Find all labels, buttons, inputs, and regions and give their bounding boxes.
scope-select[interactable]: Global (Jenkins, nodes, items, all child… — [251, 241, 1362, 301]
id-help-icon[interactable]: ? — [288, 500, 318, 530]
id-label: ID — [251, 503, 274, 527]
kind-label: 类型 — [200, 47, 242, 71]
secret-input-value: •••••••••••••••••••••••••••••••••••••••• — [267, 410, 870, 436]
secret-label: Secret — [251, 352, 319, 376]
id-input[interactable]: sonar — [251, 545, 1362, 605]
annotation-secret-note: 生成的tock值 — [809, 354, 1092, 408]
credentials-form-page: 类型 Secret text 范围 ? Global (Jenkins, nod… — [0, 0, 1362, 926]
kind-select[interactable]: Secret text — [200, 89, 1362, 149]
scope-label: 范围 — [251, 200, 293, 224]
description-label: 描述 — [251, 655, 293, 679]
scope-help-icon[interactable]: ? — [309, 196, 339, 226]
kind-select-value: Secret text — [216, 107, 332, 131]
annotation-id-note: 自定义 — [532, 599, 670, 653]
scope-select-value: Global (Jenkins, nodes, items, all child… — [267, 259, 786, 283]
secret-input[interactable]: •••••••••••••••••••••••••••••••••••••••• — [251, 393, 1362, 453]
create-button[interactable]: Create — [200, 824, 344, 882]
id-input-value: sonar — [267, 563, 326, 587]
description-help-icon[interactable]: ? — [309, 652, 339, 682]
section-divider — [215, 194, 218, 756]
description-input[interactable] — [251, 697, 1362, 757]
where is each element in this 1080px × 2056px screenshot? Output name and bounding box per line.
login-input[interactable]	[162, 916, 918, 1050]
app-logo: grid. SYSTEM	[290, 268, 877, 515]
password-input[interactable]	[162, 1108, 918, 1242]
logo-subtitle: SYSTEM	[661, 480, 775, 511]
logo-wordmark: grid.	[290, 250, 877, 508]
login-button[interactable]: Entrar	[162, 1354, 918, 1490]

[REQUIREMENTS]:
Copy the items from the very start through the line holding "kind-label: 类型 — [200, 47, 242, 71]", both ends included, swapping "labels" for "captions" and changing nothing else.

[TASK ANSWER]:
Find all captions, buttons, inputs, and regions and give their bounding boxes.
scope-select[interactable]: Global (Jenkins, nodes, items, all child… — [251, 241, 1362, 301]
id-help-icon[interactable]: ? — [288, 500, 318, 530]
id-label: ID — [251, 503, 274, 527]
kind-label: 类型 — [200, 47, 242, 71]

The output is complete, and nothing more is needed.